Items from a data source
>> Begin
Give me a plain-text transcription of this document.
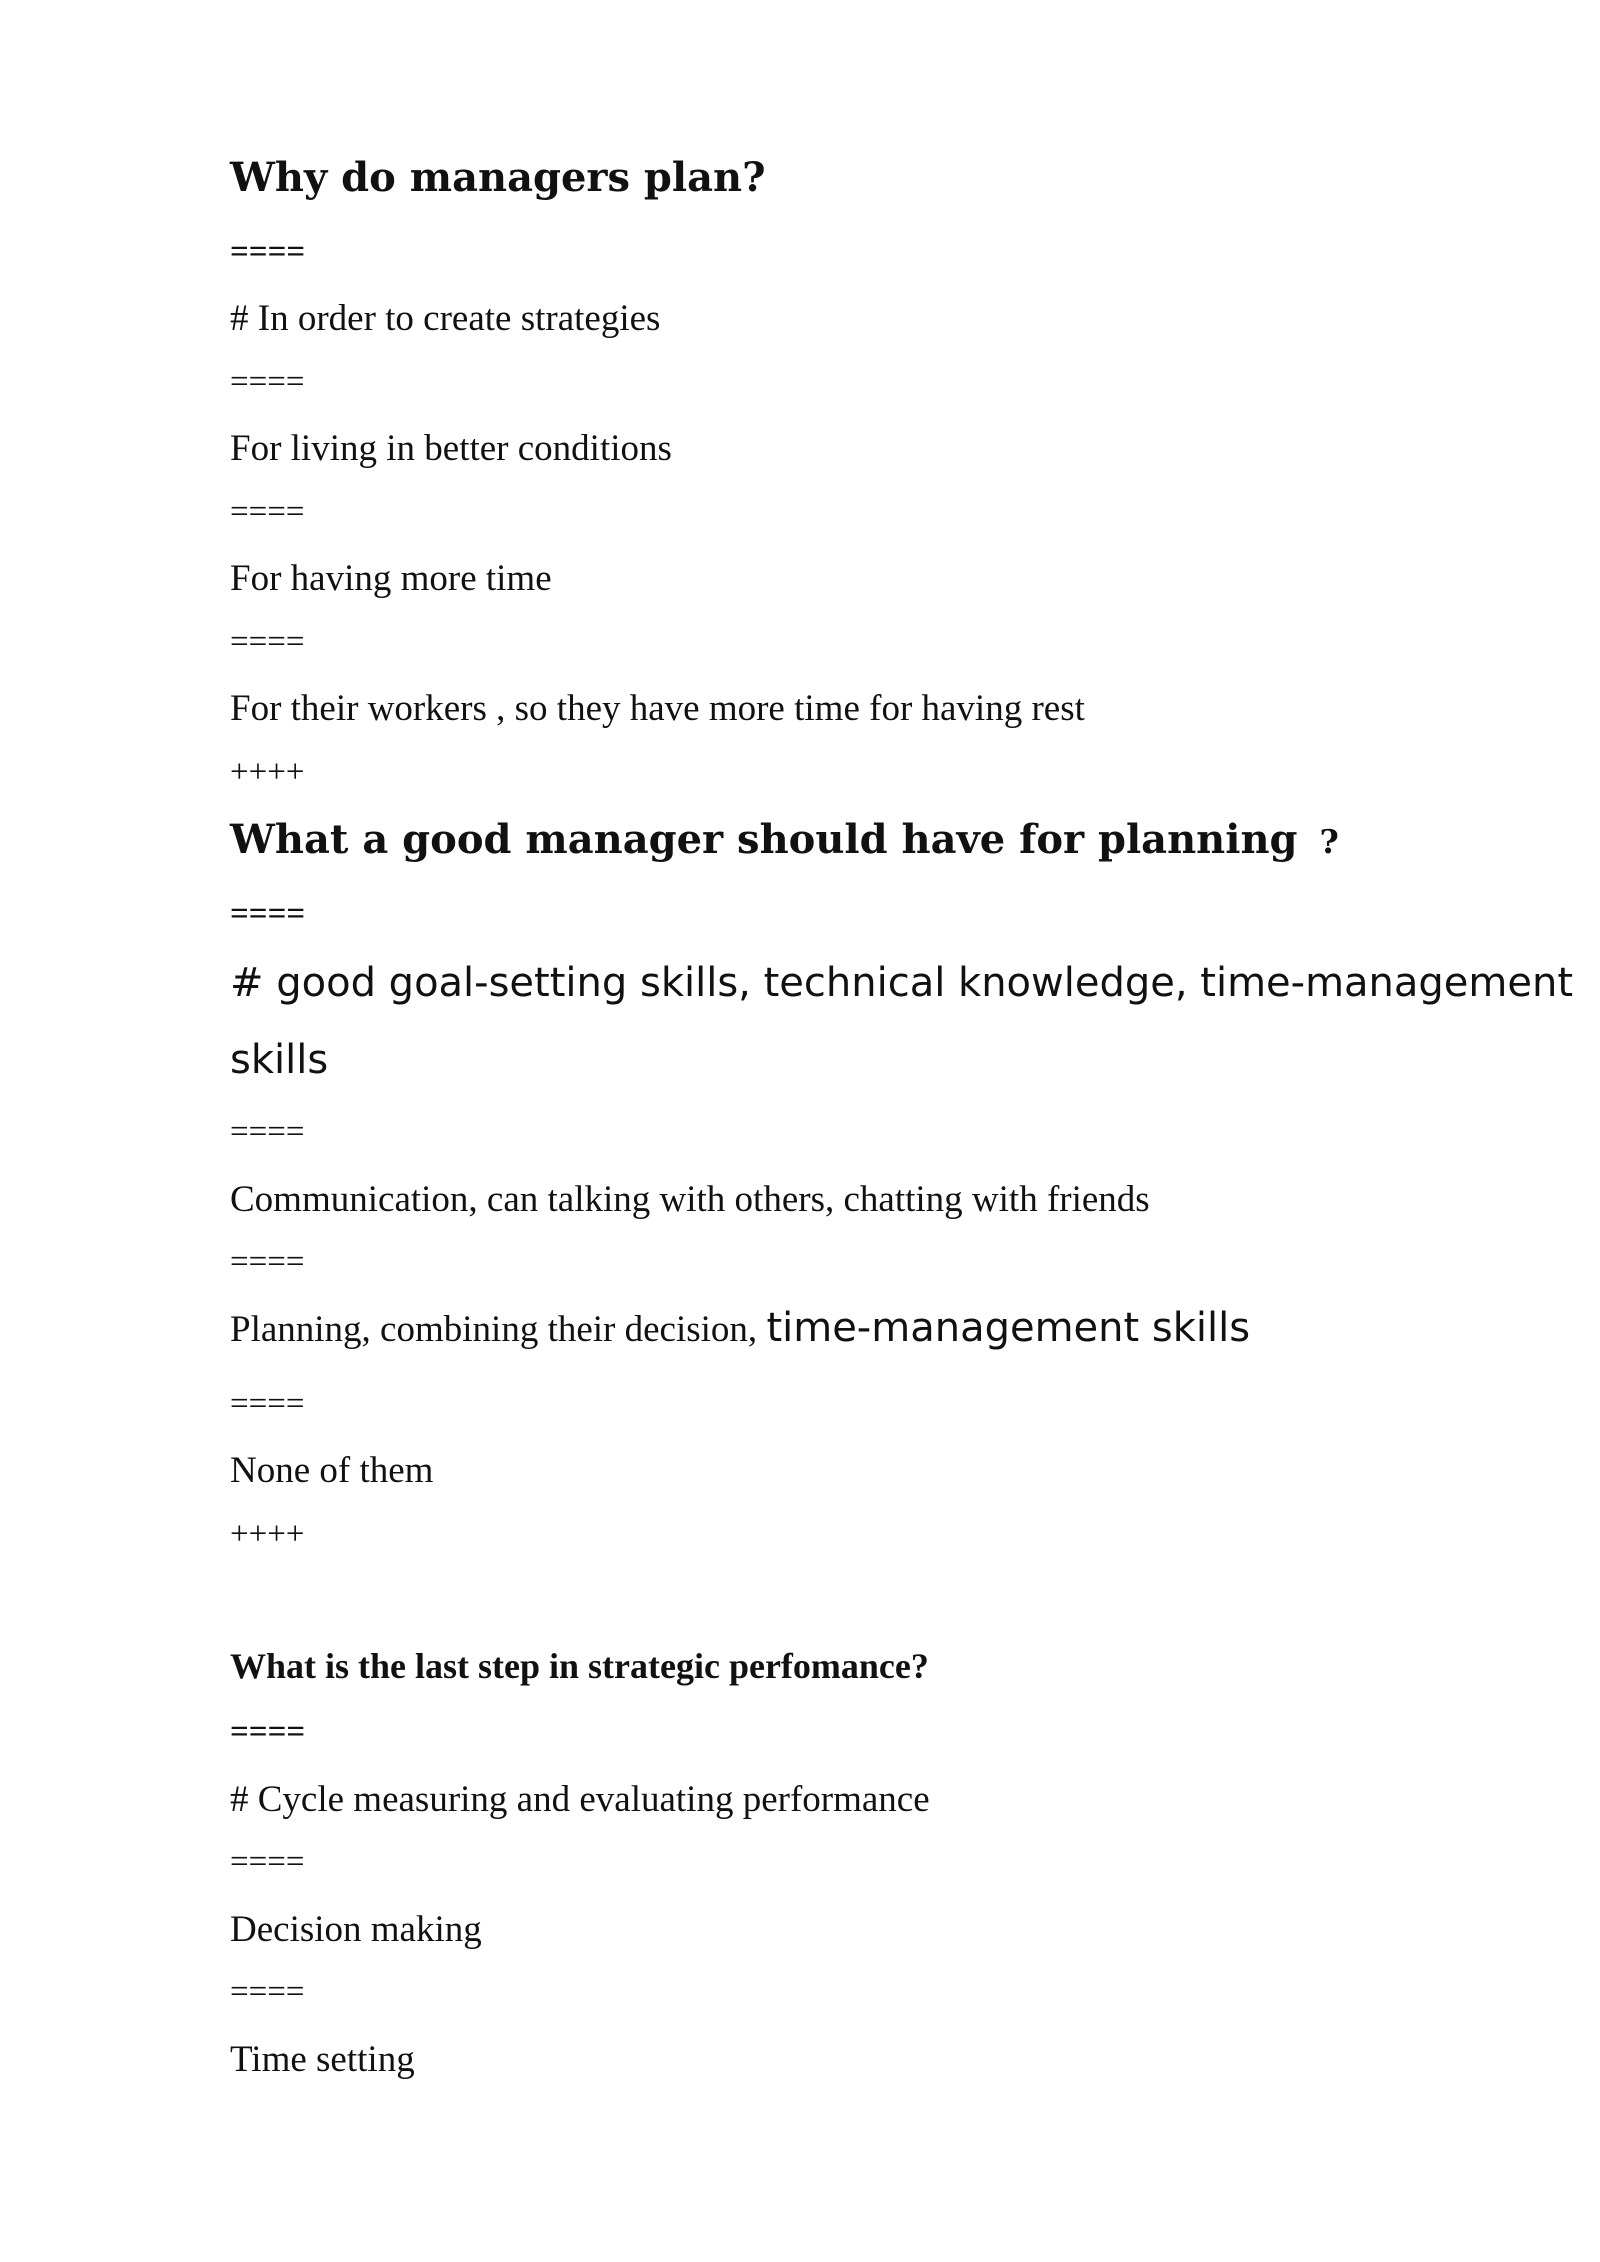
Why do managers plan?
====
# In order to create strategies
====
For living in better conditions
====
For having more time
====
For their workers , so they have more time for having rest
++++
What a good manager should have for planning ?
====
# good goal-setting skills, technical knowledge, time-management
skills
====
Communication, can talking with others, chatting with friends
====
Planning, combining their decision, time-management skills
====
None of them
++++
What is the last step in strategic perfomance?
====
# Cycle measuring and evaluating performance
====
Decision making
====
Time setting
>> End
Exercise requirements:
Transcribe the material exactly, leaving every picture out.

Complete output:
Give me a plain-text transcription of this document.
Why do managers plan?
====
# In order to create strategies
====
For living in better conditions
====
For having more time
====
For their workers , so they have more time for having rest
++++
What a good manager should have for planning ?
====
# good goal-setting skills, technical knowledge, time-management
skills
====
Communication, can talking with others, chatting with friends
====
Planning, combining their decision, time-management skills
====
None of them
++++
What is the last step in strategic perfomance?
====
# Cycle measuring and evaluating performance
====
Decision making
====
Time setting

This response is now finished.